Provided information start

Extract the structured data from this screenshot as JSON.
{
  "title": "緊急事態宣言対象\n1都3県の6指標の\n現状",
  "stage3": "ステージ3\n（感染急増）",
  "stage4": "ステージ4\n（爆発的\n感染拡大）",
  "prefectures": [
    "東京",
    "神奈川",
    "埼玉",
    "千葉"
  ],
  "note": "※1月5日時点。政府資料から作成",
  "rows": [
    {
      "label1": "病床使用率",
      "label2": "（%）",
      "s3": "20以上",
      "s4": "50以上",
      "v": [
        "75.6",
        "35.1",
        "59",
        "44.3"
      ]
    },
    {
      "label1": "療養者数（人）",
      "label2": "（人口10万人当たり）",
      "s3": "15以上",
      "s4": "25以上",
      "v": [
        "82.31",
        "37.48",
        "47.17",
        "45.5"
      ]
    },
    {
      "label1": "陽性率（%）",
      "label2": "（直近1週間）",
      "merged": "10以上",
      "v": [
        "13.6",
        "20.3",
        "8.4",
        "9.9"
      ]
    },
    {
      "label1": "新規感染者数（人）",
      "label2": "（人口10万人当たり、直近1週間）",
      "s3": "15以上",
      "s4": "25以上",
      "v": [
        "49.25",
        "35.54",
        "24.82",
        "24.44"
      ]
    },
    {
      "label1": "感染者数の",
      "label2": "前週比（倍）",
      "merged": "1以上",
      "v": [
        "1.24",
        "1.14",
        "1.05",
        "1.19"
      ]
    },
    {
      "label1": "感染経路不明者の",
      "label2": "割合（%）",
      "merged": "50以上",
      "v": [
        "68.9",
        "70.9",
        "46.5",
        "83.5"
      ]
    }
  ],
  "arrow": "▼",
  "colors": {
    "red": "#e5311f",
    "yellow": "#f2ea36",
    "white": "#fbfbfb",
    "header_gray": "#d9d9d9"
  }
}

Provided information end

### Set problem
Write every entry out again exactly.

### Correct response
Extract the structured data from this screenshot as JSON.
{
  "title": "緊急事態宣言対象\n1都3県の6指標の\n現状",
  "stage3": "ステージ3\n（感染急増）",
  "stage4": "ステージ4\n（爆発的\n感染拡大）",
  "prefectures": [
    "東京",
    "神奈川",
    "埼玉",
    "千葉"
  ],
  "note": "※1月5日時点。政府資料から作成",
  "rows": [
    {
      "label1": "病床使用率",
      "label2": "（%）",
      "s3": "20以上",
      "s4": "50以上",
      "v": [
        "75.6",
        "35.1",
        "59",
        "44.3"
      ]
    },
    {
      "label1": "療養者数（人）",
      "label2": "（人口10万人当たり）",
      "s3": "15以上",
      "s4": "25以上",
      "v": [
        "82.31",
        "37.48",
        "47.17",
        "45.5"
      ]
    },
    {
      "label1": "陽性率（%）",
      "label2": "（直近1週間）",
      "merged": "10以上",
      "v": [
        "13.6",
        "20.3",
        "8.4",
        "9.9"
      ]
    },
    {
      "label1": "新規感染者数（人）",
      "label2": "（人口10万人当たり、直近1週間）",
      "s3": "15以上",
      "s4": "25以上",
      "v": [
        "49.25",
        "35.54",
        "24.82",
        "24.44"
      ]
    },
    {
      "label1": "感染者数の",
      "label2": "前週比（倍）",
      "merged": "1以上",
      "v": [
        "1.24",
        "1.14",
        "1.05",
        "1.19"
      ]
    },
    {
      "label1": "感染経路不明者の",
      "label2": "割合（%）",
      "merged": "50以上",
      "v": [
        "68.9",
        "70.9",
        "46.5",
        "83.5"
      ]
    }
  ],
  "arrow": "▼",
  "colors": {
    "red": "#e5311f",
    "yellow": "#f2ea36",
    "white": "#fbfbfb",
    "header_gray": "#d9d9d9"
  }
}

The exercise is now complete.